[start]

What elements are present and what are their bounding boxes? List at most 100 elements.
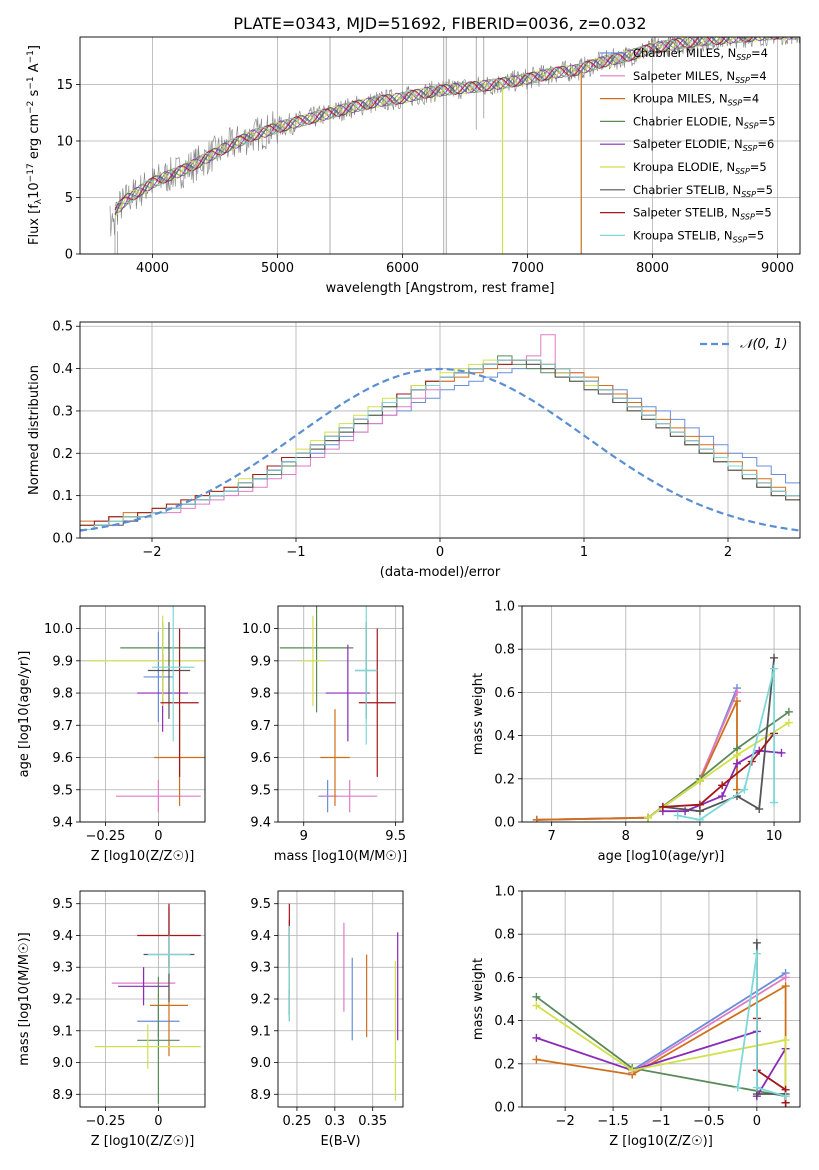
y-tick-label: 9.8 (52, 687, 73, 702)
weight-marker (718, 792, 727, 801)
weight-marker (740, 785, 749, 794)
weight-series-line (631, 972, 787, 1072)
y-tick-label: 9.5 (250, 783, 271, 798)
weight-marker (781, 982, 790, 991)
spectrum-model-line (114, 37, 785, 216)
x-tick-label: 9 (300, 829, 308, 844)
y-axis-label: Normed distribution (27, 365, 42, 495)
axes-frame (521, 890, 801, 1108)
x-tick-label: −0.25 (86, 829, 126, 844)
x-tick-label: 4000 (136, 261, 169, 276)
weight-marker (784, 718, 793, 727)
y-tick-label: 0.2 (494, 772, 515, 787)
x-tick-label: 9.5 (385, 829, 406, 844)
grid (278, 891, 403, 1107)
y-axis-label: mass weight (471, 958, 486, 1040)
weight-marker (784, 707, 793, 716)
weight-series-line (736, 953, 786, 1098)
errorbar-point (320, 709, 350, 806)
x-tick-label: 0.25 (282, 1114, 311, 1129)
y-tick-label: 0.0 (494, 816, 515, 831)
y-tick-label: 0.6 (494, 686, 515, 701)
axes-frame (277, 605, 404, 823)
weight-marker (781, 1036, 790, 1045)
axes-frame (79, 321, 801, 539)
y-tick-label: 9.3 (52, 961, 73, 976)
legend-label: Kroupa STELIB, NSSP=5 (633, 228, 764, 244)
errorbar-point (116, 780, 201, 813)
x-tick-label: 7 (548, 829, 556, 844)
x-axis-label: Z [log10(Z/Z☉)] (91, 849, 195, 864)
errorbar-point (118, 967, 169, 1006)
y-tick-label: 9.5 (52, 783, 73, 798)
x-tick-label: 10 (766, 829, 783, 844)
axes-spectrum: 4000 5000 6000 7000 8000 9000 0 5 10 15 wavelength… (26, 36, 801, 296)
y-tick-label: 9.5 (250, 897, 271, 912)
legend-label: 𝒩(0, 1) (740, 337, 787, 352)
legend-label: Chabrier STELIB, NSSP=5 (633, 183, 773, 199)
y-tick-label: 9.4 (250, 929, 271, 944)
x-axis-label: E(B-V) (320, 1134, 360, 1149)
y-tick-label: 10.0 (242, 622, 271, 637)
x-tick-label: 0 (154, 1114, 162, 1129)
weight-marker (628, 1066, 637, 1075)
errorbar-point (152, 606, 195, 742)
weight-marker (695, 776, 704, 785)
weight-marker (752, 1083, 761, 1092)
plot-area (532, 938, 790, 1107)
y-axis-label: age [log10(age/yr)] (17, 651, 32, 778)
axes-frame (79, 605, 206, 823)
legend-label: Salpeter ELODIE, NSSP=6 (633, 137, 774, 153)
spectrum-model-line (114, 37, 790, 217)
spectrum-model-line (114, 37, 800, 207)
plot-area (94, 903, 201, 1104)
errorbar-point (88, 615, 205, 706)
weight-marker (644, 813, 653, 822)
y-tick-label: 15 (56, 78, 73, 93)
normal-curve (80, 367, 800, 532)
x-tick-label: −0.25 (86, 1114, 126, 1129)
x-tick-label: 6000 (386, 261, 419, 276)
spectrum-legend: Chabrier MILES, NSSP=4 Salpeter MILES, NS… (600, 46, 775, 244)
x-tick-label: 8 (622, 829, 630, 844)
x-tick-label: 0 (436, 545, 444, 560)
x-axis-label: Z [log10(Z/Z☉)] (609, 1134, 713, 1149)
x-tick-label: −1.5 (597, 1114, 629, 1129)
y-tick-label: 9.4 (52, 816, 73, 831)
weight-marker (695, 800, 704, 809)
figure-title: PLATE=0343, MJD=51692, FIBERID=0036, z=0… (233, 14, 646, 33)
axes-frame (79, 36, 801, 255)
x-axis-label: (data-model)/error (380, 565, 501, 580)
weight-series-line (535, 1004, 787, 1097)
y-tick-label: 9.3 (250, 961, 271, 976)
y-tick-label: 9.6 (250, 751, 271, 766)
y-tick-label: 9.4 (52, 929, 73, 944)
weight-marker (532, 1001, 541, 1010)
legend-label: Chabrier ELODIE, NSSP=5 (633, 114, 775, 130)
weight-marker (673, 811, 682, 820)
y-tick-label: 9.4 (250, 816, 271, 831)
axes-age-vs-Z: −0.25 0 9.4 9.5 9.6 9.7 9.8 9.9 10.0 Z [log10(Z/Z… (17, 605, 206, 864)
x-axis-label: Z [log10(Z/Z☉)] (91, 1134, 195, 1149)
x-tick-label: −2 (556, 1114, 575, 1129)
weight-series-line (631, 976, 787, 1074)
errorbar-point (147, 935, 191, 974)
errorbar-point (358, 628, 396, 777)
y-tick-label: 9.2 (52, 993, 73, 1008)
x-tick-label: 7000 (511, 261, 544, 276)
errorbar-point (322, 780, 378, 813)
y-tick-label: 0.3 (52, 404, 73, 419)
x-axis-label: wavelength [Angstrom, rest frame] (326, 281, 555, 296)
weight-marker (695, 815, 704, 822)
legend-label: Kroupa MILES, NSSP=4 (633, 92, 759, 108)
y-tick-label: 0.4 (494, 729, 515, 744)
x-axis-label: age [log10(age/yr)] (598, 849, 725, 864)
y-axis-label: mass weight (471, 673, 486, 755)
x-tick-label: −0.5 (693, 1114, 725, 1129)
y-tick-label: 9.9 (52, 654, 73, 669)
weight-marker (718, 781, 727, 790)
y-tick-label: 1.0 (494, 885, 515, 900)
y-tick-label: 0.8 (494, 928, 515, 943)
y-tick-label: 9.1 (250, 1024, 271, 1039)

[end]

§ INSTRUCTIONS FOR THE TASK
Convert every line of the material above into a JSON list of strings, one string per line. Skip blank lines and leave the pictures out.

§ SOLVED PROBLEM
[
  "What elements are present and what are their bounding boxes? List at most 100 elements.",
  "y-tick-label: 9.8 (52, 687, 73, 702)",
  "weight-marker (718, 792, 727, 801)",
  "weight-marker (740, 785, 749, 794)",
  "weight-series-line (631, 972, 787, 1072)",
  "y-tick-label: 9.5 (250, 783, 271, 798)",
  "weight-marker (781, 982, 790, 991)",
  "spectrum-model-line (114, 37, 785, 216)",
  "x-tick-label: 9 (300, 829, 308, 844)",
  "y-axis-label: Normed distribution (27, 365, 42, 495)",
  "axes-frame (521, 890, 801, 1108)",
  "x-tick-label: −0.25 (86, 829, 126, 844)",
  "x-tick-label: 4000 (136, 261, 169, 276)",
  "weight-marker (784, 718, 793, 727)",
  "y-tick-label: 0.2 (494, 772, 515, 787)",
  "x-tick-label: 9.5 (385, 829, 406, 844)",
  "grid (278, 891, 403, 1107)",
  "y-axis-label: mass weight (471, 958, 486, 1040)",
  "weight-marker (784, 707, 793, 716)",
  "weight-series-line (736, 953, 786, 1098)",
  "errorbar-point (320, 709, 350, 806)",
  "x-tick-label: 0.25 (282, 1114, 311, 1129)",
  "y-tick-label: 0.0 (494, 816, 515, 831)",
  "y-tick-label: 0.6 (494, 686, 515, 701)",
  "axes-frame (277, 605, 404, 823)",
  "weight-marker (781, 1036, 790, 1045)",
  "axes-frame (79, 321, 801, 539)",
  "y-tick-label: 9.3 (52, 961, 73, 976)",
  "legend-label: Kroupa STELIB, NSSP=5 (633, 228, 764, 244)",
  "errorbar-point (116, 780, 201, 813)",
  "x-tick-label: 7 (548, 829, 556, 844)",
  "x-axis-label: Z [log10(Z/Z☉)] (91, 849, 195, 864)",
  "errorbar-point (118, 967, 169, 1006)",
  "y-tick-label: 9.5 (52, 783, 73, 798)",
  "x-tick-label: 10 (766, 829, 783, 844)",
  "axes-spectrum: 4000 5000 6000 7000 8000 9000 0 5 10 15 wavelength… (26, 36, 801, 296)",
  "y-tick-label: 9.5 (250, 897, 271, 912)",
  "legend-label: 𝒩(0, 1) (740, 337, 787, 352)",
  "legend-label: Chabrier STELIB, NSSP=5 (633, 183, 773, 199)",
  "y-tick-label: 9.4 (250, 929, 271, 944)",
  "x-axis-label: E(B-V) (320, 1134, 360, 1149)",
  "y-tick-label: 10.0 (242, 622, 271, 637)",
  "x-tick-label: 0 (154, 1114, 162, 1129)",
  "weight-marker (628, 1066, 637, 1075)",
  "errorbar-point (152, 606, 195, 742)",
  "weight-marker (695, 776, 704, 785)",
  "weight-marker (752, 1083, 761, 1092)",
  "plot-area (532, 938, 790, 1107)",
  "y-axis-label: age [log10(age/yr)] (17, 651, 32, 778)",
  "axes-frame (79, 605, 206, 823)",
  "legend-label: Salpeter ELODIE, NSSP=6 (633, 137, 774, 153)",
  "spectrum-model-line (114, 37, 790, 217)",
  "spectrum-model-line (114, 37, 800, 207)",
  "plot-area (94, 903, 201, 1104)",
  "errorbar-point (88, 615, 205, 706)",
  "weight-marker (644, 813, 653, 822)",
  "y-tick-label: 15 (56, 78, 73, 93)",
  "normal-curve (80, 367, 800, 532)",
  "x-tick-label: −0.25 (86, 1114, 126, 1129)",
  "x-tick-label: 6000 (386, 261, 419, 276)",
  "spectrum-legend: Chabrier MILES, NSSP=4 Salpeter MILES, NS… (600, 46, 775, 244)",
  "x-tick-label: 8 (622, 829, 630, 844)",
  "x-tick-label: 0 (436, 545, 444, 560)",
  "x-axis-label: Z [log10(Z/Z☉)] (609, 1134, 713, 1149)",
  "x-tick-label: −1.5 (597, 1114, 629, 1129)",
  "y-tick-label: 9.4 (52, 816, 73, 831)",
  "weight-marker (695, 800, 704, 809)",
  "figure-title: PLATE=0343, MJD=51692, FIBERID=0036, z=0… (233, 14, 646, 33)",
  "axes-frame (79, 36, 801, 255)",
  "x-axis-label: (data-model)/error (380, 565, 501, 580)",
  "weight-series-line (535, 1004, 787, 1097)",
  "y-tick-label: 9.3 (250, 961, 271, 976)",
  "y-tick-label: 9.6 (250, 751, 271, 766)",
  "y-tick-label: 9.4 (52, 929, 73, 944)",
  "weight-marker (532, 1001, 541, 1010)",
  "legend-label: Chabrier ELODIE, NSSP=5 (633, 114, 775, 130)",
  "weight-marker (673, 811, 682, 820)",
  "y-tick-label: 9.4 (250, 816, 271, 831)",
  "axes-age-vs-Z: −0.25 0 9.4 9.5 9.6 9.7 9.8 9.9 10.0 Z [log10(Z/Z… (17, 605, 206, 864)",
  "x-axis-label: Z [log10(Z/Z☉)] (91, 1134, 195, 1149)",
  "x-tick-label: −2 (556, 1114, 575, 1129)",
  "weight-series-line (631, 976, 787, 1074)",
  "errorbar-point (147, 935, 191, 974)",
  "errorbar-point (358, 628, 396, 777)",
  "y-tick-label: 9.2 (52, 993, 73, 1008)",
  "x-tick-label: 7000 (511, 261, 544, 276)",
  "errorbar-point (322, 780, 378, 813)",
  "y-tick-label: 0.3 (52, 404, 73, 419)",
  "x-axis-label: wavelength [Angstrom, rest frame] (326, 281, 555, 296)",
  "weight-marker (695, 815, 704, 822)",
  "legend-label: Kroupa MILES, NSSP=4 (633, 92, 759, 108)",
  "y-tick-label: 0.4 (494, 729, 515, 744)",
  "x-axis-label: age [log10(age/yr)] (598, 849, 725, 864)",
  "y-axis-label: mass weight (471, 673, 486, 755)",
  "x-tick-label: −0.5 (693, 1114, 725, 1129)",
  "y-tick-label: 9.9 (52, 654, 73, 669)",
  "weight-marker (718, 781, 727, 790)",
  "y-tick-label: 1.0 (494, 885, 515, 900)",
  "y-tick-label: 0.8 (494, 928, 515, 943)",
  "y-tick-label: 9.1 (250, 1024, 271, 1039)"
]